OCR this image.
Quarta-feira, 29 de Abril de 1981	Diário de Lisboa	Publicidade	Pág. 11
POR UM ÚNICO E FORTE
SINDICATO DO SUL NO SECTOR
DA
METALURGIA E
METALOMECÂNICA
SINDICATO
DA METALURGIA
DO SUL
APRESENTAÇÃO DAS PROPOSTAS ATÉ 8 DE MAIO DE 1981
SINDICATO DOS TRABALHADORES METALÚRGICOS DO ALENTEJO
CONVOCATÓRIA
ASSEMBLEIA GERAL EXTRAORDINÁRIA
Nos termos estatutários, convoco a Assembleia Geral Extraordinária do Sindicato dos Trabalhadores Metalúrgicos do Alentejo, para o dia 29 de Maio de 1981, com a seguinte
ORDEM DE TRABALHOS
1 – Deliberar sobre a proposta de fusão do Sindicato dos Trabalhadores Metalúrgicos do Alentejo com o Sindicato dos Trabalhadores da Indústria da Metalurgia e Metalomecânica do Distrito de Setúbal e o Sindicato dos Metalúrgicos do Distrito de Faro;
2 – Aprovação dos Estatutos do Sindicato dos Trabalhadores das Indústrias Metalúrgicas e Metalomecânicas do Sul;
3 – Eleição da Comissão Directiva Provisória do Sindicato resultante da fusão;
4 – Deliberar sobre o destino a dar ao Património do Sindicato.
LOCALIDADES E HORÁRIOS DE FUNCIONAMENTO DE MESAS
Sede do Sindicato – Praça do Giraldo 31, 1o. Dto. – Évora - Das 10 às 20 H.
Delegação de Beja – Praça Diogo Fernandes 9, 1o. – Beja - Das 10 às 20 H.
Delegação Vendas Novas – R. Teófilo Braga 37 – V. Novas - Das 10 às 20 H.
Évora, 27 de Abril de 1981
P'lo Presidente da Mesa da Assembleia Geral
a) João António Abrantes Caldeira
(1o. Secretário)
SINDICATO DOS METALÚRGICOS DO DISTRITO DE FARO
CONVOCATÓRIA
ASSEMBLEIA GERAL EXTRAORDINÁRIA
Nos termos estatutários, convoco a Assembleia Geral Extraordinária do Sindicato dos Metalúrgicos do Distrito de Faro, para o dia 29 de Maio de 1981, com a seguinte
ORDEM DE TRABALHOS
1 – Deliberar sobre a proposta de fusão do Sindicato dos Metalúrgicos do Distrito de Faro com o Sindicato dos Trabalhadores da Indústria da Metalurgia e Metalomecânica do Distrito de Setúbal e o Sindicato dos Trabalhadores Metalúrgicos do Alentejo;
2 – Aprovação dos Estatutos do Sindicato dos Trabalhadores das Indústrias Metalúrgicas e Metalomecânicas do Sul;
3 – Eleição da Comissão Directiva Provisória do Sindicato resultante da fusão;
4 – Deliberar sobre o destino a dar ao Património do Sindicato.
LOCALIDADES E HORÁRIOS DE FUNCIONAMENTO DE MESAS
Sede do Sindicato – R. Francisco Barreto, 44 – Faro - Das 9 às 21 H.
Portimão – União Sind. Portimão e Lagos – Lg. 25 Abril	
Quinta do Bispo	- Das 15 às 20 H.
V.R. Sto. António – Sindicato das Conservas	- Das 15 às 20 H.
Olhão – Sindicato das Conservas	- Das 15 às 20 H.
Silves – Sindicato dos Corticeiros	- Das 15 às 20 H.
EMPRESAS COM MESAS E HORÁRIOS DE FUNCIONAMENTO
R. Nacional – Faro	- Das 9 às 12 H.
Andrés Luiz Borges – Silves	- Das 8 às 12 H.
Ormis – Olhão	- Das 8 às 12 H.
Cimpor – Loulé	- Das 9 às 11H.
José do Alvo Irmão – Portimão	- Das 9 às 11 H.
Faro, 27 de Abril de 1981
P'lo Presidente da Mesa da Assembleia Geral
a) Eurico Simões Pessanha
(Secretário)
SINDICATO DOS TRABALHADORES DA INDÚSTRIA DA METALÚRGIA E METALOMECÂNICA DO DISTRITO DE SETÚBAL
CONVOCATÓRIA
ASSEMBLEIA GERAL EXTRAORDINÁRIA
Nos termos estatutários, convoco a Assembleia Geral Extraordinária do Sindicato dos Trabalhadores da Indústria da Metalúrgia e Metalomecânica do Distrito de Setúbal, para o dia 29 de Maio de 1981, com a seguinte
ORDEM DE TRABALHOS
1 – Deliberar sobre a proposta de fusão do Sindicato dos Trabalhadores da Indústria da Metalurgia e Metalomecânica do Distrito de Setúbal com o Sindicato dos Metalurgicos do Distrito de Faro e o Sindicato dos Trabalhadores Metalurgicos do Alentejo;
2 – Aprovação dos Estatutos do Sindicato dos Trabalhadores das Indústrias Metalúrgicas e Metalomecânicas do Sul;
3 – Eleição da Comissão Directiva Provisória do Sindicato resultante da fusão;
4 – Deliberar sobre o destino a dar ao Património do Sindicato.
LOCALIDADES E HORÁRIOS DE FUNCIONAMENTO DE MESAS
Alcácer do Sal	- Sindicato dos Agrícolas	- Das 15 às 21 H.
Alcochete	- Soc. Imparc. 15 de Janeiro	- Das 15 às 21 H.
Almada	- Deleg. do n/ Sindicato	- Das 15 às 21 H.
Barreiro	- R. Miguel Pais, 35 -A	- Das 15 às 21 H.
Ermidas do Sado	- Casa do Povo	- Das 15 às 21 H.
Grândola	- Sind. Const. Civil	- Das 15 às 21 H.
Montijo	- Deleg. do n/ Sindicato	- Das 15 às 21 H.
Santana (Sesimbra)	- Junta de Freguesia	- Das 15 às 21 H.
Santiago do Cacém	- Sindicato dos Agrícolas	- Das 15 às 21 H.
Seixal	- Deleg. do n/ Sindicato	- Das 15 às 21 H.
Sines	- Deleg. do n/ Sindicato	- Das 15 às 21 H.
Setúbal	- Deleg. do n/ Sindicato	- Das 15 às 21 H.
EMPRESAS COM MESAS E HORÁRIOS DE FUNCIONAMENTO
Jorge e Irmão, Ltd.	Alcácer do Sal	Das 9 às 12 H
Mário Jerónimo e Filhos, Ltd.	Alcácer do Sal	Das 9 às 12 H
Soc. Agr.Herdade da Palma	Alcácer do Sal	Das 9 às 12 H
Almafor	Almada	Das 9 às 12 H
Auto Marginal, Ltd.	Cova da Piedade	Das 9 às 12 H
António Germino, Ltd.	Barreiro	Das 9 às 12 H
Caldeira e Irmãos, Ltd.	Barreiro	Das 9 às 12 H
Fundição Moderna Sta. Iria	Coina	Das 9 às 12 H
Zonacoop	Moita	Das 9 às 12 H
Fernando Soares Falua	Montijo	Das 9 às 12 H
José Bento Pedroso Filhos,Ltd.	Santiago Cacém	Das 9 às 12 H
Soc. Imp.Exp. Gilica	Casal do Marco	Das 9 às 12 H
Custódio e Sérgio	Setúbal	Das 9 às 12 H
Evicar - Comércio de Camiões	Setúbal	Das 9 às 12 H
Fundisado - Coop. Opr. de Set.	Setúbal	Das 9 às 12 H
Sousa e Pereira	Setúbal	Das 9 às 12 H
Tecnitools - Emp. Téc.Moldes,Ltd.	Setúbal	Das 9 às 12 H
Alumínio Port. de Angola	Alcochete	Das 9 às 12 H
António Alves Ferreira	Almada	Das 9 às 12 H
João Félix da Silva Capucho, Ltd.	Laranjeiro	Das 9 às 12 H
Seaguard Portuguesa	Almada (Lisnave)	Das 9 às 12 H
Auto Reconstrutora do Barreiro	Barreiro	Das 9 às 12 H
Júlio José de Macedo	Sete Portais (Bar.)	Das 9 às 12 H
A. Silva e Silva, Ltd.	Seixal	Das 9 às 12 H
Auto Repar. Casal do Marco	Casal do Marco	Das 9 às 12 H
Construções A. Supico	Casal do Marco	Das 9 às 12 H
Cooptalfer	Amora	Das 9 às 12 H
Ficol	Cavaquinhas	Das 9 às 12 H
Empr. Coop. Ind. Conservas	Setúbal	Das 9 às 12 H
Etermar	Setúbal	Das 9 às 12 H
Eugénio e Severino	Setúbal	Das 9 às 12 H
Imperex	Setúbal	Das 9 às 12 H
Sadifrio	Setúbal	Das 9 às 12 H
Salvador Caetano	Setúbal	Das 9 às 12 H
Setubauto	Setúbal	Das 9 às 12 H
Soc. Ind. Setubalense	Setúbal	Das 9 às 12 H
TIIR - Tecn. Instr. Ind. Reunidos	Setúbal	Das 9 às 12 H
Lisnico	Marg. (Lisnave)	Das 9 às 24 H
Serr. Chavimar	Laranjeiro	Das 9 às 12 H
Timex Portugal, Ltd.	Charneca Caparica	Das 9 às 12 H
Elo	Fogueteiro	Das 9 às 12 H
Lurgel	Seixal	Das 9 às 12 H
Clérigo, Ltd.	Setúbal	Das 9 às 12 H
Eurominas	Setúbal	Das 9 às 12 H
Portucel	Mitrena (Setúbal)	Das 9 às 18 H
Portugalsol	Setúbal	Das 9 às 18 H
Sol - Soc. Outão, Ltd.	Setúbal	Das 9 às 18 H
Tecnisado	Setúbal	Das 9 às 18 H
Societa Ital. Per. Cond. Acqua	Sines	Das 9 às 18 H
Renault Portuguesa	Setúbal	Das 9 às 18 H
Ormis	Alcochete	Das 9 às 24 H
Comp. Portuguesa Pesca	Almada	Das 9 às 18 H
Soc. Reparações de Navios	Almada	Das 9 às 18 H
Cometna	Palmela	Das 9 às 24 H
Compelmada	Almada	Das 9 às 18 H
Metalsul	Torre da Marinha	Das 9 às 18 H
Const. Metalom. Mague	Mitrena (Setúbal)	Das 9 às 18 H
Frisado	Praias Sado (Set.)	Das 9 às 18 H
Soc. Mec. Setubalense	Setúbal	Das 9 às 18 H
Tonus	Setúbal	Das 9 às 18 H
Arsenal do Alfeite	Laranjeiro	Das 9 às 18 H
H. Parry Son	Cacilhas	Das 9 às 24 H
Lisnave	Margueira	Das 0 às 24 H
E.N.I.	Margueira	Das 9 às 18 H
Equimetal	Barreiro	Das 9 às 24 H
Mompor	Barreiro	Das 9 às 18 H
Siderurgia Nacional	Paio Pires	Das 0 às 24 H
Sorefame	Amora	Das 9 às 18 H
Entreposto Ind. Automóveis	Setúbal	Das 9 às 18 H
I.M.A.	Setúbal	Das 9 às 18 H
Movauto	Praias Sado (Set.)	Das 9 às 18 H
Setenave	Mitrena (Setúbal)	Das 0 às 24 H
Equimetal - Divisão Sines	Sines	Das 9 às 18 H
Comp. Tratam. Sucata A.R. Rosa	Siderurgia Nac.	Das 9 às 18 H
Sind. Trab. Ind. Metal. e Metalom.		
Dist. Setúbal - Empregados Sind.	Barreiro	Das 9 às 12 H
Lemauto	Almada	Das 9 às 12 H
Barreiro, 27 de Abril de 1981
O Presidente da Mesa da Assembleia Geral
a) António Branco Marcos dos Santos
---*---
### Task description
Say how many lines in the records contain the string "Equimetal", and say nothing else.

### Task solution
2